Source records:
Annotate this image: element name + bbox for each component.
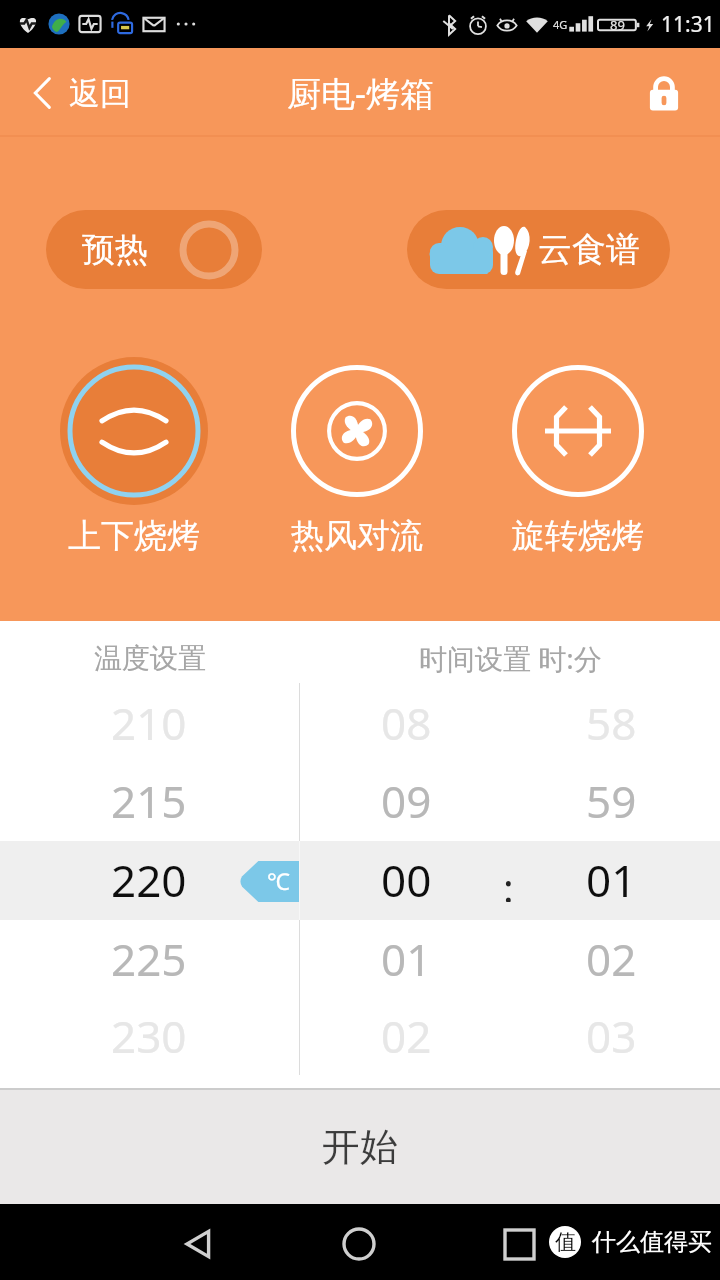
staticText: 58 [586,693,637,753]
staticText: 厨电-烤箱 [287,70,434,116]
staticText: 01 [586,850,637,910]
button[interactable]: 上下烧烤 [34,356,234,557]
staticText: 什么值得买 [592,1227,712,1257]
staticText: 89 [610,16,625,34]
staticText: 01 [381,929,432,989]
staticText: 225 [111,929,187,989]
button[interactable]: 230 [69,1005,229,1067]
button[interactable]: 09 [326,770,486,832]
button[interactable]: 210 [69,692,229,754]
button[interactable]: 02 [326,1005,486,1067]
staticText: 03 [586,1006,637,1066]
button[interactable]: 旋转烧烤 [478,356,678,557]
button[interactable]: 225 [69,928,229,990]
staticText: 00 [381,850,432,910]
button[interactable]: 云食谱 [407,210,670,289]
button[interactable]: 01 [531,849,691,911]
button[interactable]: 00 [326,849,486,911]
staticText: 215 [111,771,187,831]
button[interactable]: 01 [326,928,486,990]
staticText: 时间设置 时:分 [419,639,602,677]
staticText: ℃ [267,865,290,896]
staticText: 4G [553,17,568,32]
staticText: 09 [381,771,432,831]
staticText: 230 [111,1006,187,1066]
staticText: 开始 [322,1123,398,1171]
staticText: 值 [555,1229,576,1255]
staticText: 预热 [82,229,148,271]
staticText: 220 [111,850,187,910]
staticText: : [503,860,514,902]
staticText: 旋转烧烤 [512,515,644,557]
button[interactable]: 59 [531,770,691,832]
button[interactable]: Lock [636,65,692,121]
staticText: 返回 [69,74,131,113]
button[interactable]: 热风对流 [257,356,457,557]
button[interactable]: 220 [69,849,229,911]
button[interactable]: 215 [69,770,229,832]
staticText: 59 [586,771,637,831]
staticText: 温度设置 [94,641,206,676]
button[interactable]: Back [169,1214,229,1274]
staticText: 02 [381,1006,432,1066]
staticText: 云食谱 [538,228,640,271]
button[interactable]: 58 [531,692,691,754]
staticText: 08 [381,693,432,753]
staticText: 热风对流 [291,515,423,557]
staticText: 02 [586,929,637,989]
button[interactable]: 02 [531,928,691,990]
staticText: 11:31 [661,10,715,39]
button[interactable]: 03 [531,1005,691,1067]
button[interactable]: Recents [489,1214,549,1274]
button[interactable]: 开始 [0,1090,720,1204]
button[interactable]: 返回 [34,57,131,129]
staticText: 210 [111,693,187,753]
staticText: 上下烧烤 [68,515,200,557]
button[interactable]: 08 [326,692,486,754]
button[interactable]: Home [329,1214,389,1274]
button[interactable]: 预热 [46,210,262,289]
--
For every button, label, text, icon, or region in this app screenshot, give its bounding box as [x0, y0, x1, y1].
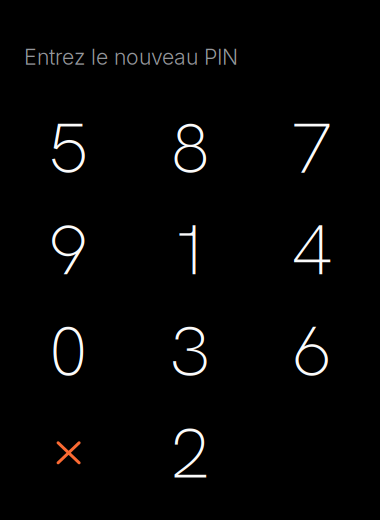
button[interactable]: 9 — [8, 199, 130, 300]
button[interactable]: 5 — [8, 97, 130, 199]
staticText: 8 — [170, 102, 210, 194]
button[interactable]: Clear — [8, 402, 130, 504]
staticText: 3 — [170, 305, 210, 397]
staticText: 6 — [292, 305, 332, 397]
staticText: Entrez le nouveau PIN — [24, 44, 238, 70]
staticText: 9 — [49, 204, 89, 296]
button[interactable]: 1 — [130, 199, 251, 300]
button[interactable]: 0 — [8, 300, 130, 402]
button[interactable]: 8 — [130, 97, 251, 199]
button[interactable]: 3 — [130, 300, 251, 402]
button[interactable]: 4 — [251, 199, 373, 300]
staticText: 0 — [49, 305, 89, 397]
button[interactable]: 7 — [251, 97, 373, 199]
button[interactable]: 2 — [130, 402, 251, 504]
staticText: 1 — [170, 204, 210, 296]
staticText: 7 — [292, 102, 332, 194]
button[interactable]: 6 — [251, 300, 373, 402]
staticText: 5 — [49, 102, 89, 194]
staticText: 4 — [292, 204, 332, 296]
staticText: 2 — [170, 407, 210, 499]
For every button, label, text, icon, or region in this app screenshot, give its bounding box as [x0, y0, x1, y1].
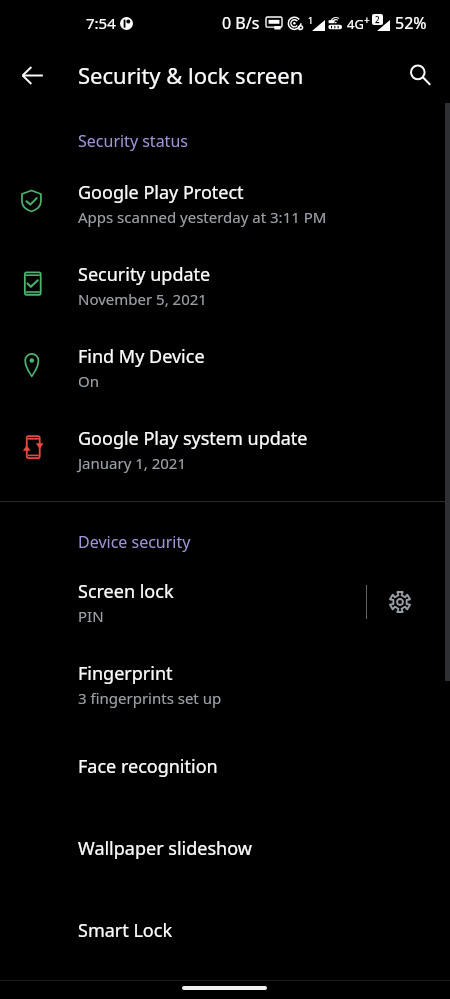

Given exercise: Rewrite the rows from the line that contains "Annotate this image: element" through the line that contains "button[interactable]: 215 [69,770,229,832]", changing "interactable" to "clickable" and leaving everything else as it is. Don't include the pictures in your answer.

Task solution:
Annotate this image: element name + bbox for each component.
staticText: 58 [586,693,637,753]
staticText: 厨电-烤箱 [287,70,434,116]
staticText: 01 [586,850,637,910]
button[clickable]: 上下烧烤 [34,356,234,557]
staticText: 什么值得买 [592,1227,712,1257]
staticText: 89 [610,16,625,34]
staticText: 01 [381,929,432,989]
staticText: 225 [111,929,187,989]
button[clickable]: 230 [69,1005,229,1067]
button[clickable]: 09 [326,770,486,832]
button[clickable]: 210 [69,692,229,754]
button[clickable]: 02 [326,1005,486,1067]
staticText: 03 [586,1006,637,1066]
button[clickable]: 旋转烧烤 [478,356,678,557]
button[clickable]: 225 [69,928,229,990]
staticText: 00 [381,850,432,910]
button[clickable]: 云食谱 [407,210,670,289]
button[clickable]: 01 [531,849,691,911]
button[clickable]: 00 [326,849,486,911]
staticText: 215 [111,771,187,831]
button[clickable]: 01 [326,928,486,990]
staticText: 时间设置 时:分 [419,639,602,677]
staticText: ℃ [267,865,290,896]
staticText: 4G [553,17,568,32]
staticText: 09 [381,771,432,831]
staticText: 230 [111,1006,187,1066]
staticText: 开始 [322,1123,398,1171]
staticText: 值 [555,1229,576,1255]
staticText: 预热 [82,229,148,271]
staticText: 220 [111,850,187,910]
staticText: : [503,860,514,902]
staticText: 旋转烧烤 [512,515,644,557]
button[clickable]: 59 [531,770,691,832]
button[clickable]: Lock [636,65,692,121]
staticText: 返回 [69,74,131,113]
button[clickable]: 热风对流 [257,356,457,557]
button[clickable]: 220 [69,849,229,911]
button[clickable]: 215 [69,770,229,832]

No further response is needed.